• What the exercise asks
Please give the data below again in full, exactly as it stands.

(Chart and figure data)
= = = =

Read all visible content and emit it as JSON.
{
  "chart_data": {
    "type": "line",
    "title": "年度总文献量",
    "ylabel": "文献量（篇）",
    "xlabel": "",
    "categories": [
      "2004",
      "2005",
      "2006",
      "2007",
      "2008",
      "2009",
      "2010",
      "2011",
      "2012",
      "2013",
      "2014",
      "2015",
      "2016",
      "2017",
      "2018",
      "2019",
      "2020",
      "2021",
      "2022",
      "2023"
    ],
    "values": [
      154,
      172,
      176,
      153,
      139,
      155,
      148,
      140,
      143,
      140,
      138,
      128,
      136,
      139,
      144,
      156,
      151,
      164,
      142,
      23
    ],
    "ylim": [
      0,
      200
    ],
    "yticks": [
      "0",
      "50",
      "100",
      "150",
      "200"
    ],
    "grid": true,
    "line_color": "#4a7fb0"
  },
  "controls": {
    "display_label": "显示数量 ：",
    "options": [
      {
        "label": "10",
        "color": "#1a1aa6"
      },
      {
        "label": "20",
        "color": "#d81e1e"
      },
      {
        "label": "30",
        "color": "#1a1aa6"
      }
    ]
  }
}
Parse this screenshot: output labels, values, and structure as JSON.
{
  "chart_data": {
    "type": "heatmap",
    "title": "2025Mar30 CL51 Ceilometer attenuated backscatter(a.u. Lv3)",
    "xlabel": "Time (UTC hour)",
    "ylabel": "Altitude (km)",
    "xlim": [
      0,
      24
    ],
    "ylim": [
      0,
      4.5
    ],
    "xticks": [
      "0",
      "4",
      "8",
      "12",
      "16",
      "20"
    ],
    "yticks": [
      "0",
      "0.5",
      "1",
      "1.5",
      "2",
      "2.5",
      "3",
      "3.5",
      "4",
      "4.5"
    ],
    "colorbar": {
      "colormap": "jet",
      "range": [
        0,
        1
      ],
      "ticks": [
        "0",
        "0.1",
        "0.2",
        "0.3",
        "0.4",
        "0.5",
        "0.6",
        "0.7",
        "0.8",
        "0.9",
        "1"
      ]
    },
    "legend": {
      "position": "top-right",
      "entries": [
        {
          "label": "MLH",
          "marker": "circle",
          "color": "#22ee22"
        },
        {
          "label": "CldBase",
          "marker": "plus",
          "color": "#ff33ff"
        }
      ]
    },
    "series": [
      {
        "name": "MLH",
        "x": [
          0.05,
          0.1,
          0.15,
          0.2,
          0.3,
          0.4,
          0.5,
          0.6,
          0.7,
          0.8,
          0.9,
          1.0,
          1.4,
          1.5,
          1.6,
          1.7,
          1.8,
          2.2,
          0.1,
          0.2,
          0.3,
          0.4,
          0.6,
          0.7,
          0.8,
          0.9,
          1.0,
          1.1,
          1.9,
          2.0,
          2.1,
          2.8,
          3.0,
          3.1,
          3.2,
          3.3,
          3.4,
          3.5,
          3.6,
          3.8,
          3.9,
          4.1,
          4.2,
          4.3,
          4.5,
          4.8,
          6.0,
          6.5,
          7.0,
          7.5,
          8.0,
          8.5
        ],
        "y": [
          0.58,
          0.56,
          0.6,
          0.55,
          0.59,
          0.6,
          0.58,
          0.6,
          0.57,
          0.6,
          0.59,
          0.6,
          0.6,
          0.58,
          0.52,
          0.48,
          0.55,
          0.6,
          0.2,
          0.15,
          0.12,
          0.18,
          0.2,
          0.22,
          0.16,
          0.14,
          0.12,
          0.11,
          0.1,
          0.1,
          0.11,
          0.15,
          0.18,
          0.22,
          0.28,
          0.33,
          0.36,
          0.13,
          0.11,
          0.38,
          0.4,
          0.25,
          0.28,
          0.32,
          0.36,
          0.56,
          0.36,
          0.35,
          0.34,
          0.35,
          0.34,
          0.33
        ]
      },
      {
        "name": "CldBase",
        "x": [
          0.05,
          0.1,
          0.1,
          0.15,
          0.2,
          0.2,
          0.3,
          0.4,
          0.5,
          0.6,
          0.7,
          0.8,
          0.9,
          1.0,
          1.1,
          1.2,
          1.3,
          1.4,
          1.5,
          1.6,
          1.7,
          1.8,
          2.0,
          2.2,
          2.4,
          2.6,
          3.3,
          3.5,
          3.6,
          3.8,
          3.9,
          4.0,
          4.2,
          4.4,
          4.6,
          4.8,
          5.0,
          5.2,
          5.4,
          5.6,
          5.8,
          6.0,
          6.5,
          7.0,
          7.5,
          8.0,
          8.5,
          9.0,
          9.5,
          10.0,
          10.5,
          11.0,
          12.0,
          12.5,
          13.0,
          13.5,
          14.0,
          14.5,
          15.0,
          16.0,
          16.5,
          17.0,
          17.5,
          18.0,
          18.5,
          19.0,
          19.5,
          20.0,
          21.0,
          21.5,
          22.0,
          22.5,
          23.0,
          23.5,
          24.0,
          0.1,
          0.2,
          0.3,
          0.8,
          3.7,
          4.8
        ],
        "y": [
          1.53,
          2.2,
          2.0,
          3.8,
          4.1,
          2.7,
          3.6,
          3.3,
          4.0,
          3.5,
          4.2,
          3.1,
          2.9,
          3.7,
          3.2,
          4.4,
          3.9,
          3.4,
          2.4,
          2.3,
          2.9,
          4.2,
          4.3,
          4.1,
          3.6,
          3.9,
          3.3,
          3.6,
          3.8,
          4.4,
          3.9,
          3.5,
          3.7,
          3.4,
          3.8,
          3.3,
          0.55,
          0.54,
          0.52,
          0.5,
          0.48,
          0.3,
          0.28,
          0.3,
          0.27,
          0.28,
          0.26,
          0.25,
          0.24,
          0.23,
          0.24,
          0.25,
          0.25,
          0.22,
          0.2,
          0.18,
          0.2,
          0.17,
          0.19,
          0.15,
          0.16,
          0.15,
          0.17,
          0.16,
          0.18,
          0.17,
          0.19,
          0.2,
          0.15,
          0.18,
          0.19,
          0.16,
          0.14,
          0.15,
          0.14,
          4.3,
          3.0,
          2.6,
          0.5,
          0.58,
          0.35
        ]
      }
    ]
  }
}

= = = =

• Task response
Read all visible content and emit it as JSON.
{
  "chart_data": {
    "type": "line",
    "title": "年度总文献量",
    "ylabel": "文献量（篇）",
    "xlabel": "",
    "categories": [
      "2004",
      "2005",
      "2006",
      "2007",
      "2008",
      "2009",
      "2010",
      "2011",
      "2012",
      "2013",
      "2014",
      "2015",
      "2016",
      "2017",
      "2018",
      "2019",
      "2020",
      "2021",
      "2022",
      "2023"
    ],
    "values": [
      154,
      172,
      176,
      153,
      139,
      155,
      148,
      140,
      143,
      140,
      138,
      128,
      136,
      139,
      144,
      156,
      151,
      164,
      142,
      23
    ],
    "ylim": [
      0,
      200
    ],
    "yticks": [
      "0",
      "50",
      "100",
      "150",
      "200"
    ],
    "grid": true,
    "line_color": "#4a7fb0"
  },
  "controls": {
    "display_label": "显示数量 ：",
    "options": [
      {
        "label": "10",
        "color": "#1a1aa6"
      },
      {
        "label": "20",
        "color": "#d81e1e"
      },
      {
        "label": "30",
        "color": "#1a1aa6"
      }
    ]
  }
}
Parse this screenshot: output labels, values, and structure as JSON.
{
  "chart_data": {
    "type": "heatmap",
    "title": "2025Mar30 CL51 Ceilometer attenuated backscatter(a.u. Lv3)",
    "xlabel": "Time (UTC hour)",
    "ylabel": "Altitude (km)",
    "xlim": [
      0,
      24
    ],
    "ylim": [
      0,
      4.5
    ],
    "xticks": [
      "0",
      "4",
      "8",
      "12",
      "16",
      "20"
    ],
    "yticks": [
      "0",
      "0.5",
      "1",
      "1.5",
      "2",
      "2.5",
      "3",
      "3.5",
      "4",
      "4.5"
    ],
    "colorbar": {
      "colormap": "jet",
      "range": [
        0,
        1
      ],
      "ticks": [
        "0",
        "0.1",
        "0.2",
        "0.3",
        "0.4",
        "0.5",
        "0.6",
        "0.7",
        "0.8",
        "0.9",
        "1"
      ]
    },
    "legend": {
      "position": "top-right",
      "entries": [
        {
          "label": "MLH",
          "marker": "circle",
          "color": "#22ee22"
        },
        {
          "label": "CldBase",
          "marker": "plus",
          "color": "#ff33ff"
        }
      ]
    },
    "series": [
      {
        "name": "MLH",
        "x": [
          0.05,
          0.1,
          0.15,
          0.2,
          0.3,
          0.4,
          0.5,
          0.6,
          0.7,
          0.8,
          0.9,
          1.0,
          1.4,
          1.5,
          1.6,
          1.7,
          1.8,
          2.2,
          0.1,
          0.2,
          0.3,
          0.4,
          0.6,
          0.7,
          0.8,
          0.9,
          1.0,
          1.1,
          1.9,
          2.0,
          2.1,
          2.8,
          3.0,
          3.1,
          3.2,
          3.3,
          3.4,
          3.5,
          3.6,
          3.8,
          3.9,
          4.1,
          4.2,
          4.3,
          4.5,
          4.8,
          6.0,
          6.5,
          7.0,
          7.5,
          8.0,
          8.5
        ],
        "y": [
          0.58,
          0.56,
          0.6,
          0.55,
          0.59,
          0.6,
          0.58,
          0.6,
          0.57,
          0.6,
          0.59,
          0.6,
          0.6,
          0.58,
          0.52,
          0.48,
          0.55,
          0.6,
          0.2,
          0.15,
          0.12,
          0.18,
          0.2,
          0.22,
          0.16,
          0.14,
          0.12,
          0.11,
          0.1,
          0.1,
          0.11,
          0.15,
          0.18,
          0.22,
          0.28,
          0.33,
          0.36,
          0.13,
          0.11,
          0.38,
          0.4,
          0.25,
          0.28,
          0.32,
          0.36,
          0.56,
          0.36,
          0.35,
          0.34,
          0.35,
          0.34,
          0.33
        ]
      },
      {
        "name": "CldBase",
        "x": [
          0.05,
          0.1,
          0.1,
          0.15,
          0.2,
          0.2,
          0.3,
          0.4,
          0.5,
          0.6,
          0.7,
          0.8,
          0.9,
          1.0,
          1.1,
          1.2,
          1.3,
          1.4,
          1.5,
          1.6,
          1.7,
          1.8,
          2.0,
          2.2,
          2.4,
          2.6,
          3.3,
          3.5,
          3.6,
          3.8,
          3.9,
          4.0,
          4.2,
          4.4,
          4.6,
          4.8,
          5.0,
          5.2,
          5.4,
          5.6,
          5.8,
          6.0,
          6.5,
          7.0,
          7.5,
          8.0,
          8.5,
          9.0,
          9.5,
          10.0,
          10.5,
          11.0,
          12.0,
          12.5,
          13.0,
          13.5,
          14.0,
          14.5,
          15.0,
          16.0,
          16.5,
          17.0,
          17.5,
          18.0,
          18.5,
          19.0,
          19.5,
          20.0,
          21.0,
          21.5,
          22.0,
          22.5,
          23.0,
          23.5,
          24.0,
          0.1,
          0.2,
          0.3,
          0.8,
          3.7,
          4.8
        ],
        "y": [
          1.53,
          2.2,
          2.0,
          3.8,
          4.1,
          2.7,
          3.6,
          3.3,
          4.0,
          3.5,
          4.2,
          3.1,
          2.9,
          3.7,
          3.2,
          4.4,
          3.9,
          3.4,
          2.4,
          2.3,
          2.9,
          4.2,
          4.3,
          4.1,
          3.6,
          3.9,
          3.3,
          3.6,
          3.8,
          4.4,
          3.9,
          3.5,
          3.7,
          3.4,
          3.8,
          3.3,
          0.55,
          0.54,
          0.52,
          0.5,
          0.48,
          0.3,
          0.28,
          0.3,
          0.27,
          0.28,
          0.26,
          0.25,
          0.24,
          0.23,
          0.24,
          0.25,
          0.25,
          0.22,
          0.2,
          0.18,
          0.2,
          0.17,
          0.19,
          0.15,
          0.16,
          0.15,
          0.17,
          0.16,
          0.18,
          0.17,
          0.19,
          0.2,
          0.15,
          0.18,
          0.19,
          0.16,
          0.14,
          0.15,
          0.14,
          4.3,
          3.0,
          2.6,
          0.5,
          0.58,
          0.35
        ]
      }
    ]
  }
}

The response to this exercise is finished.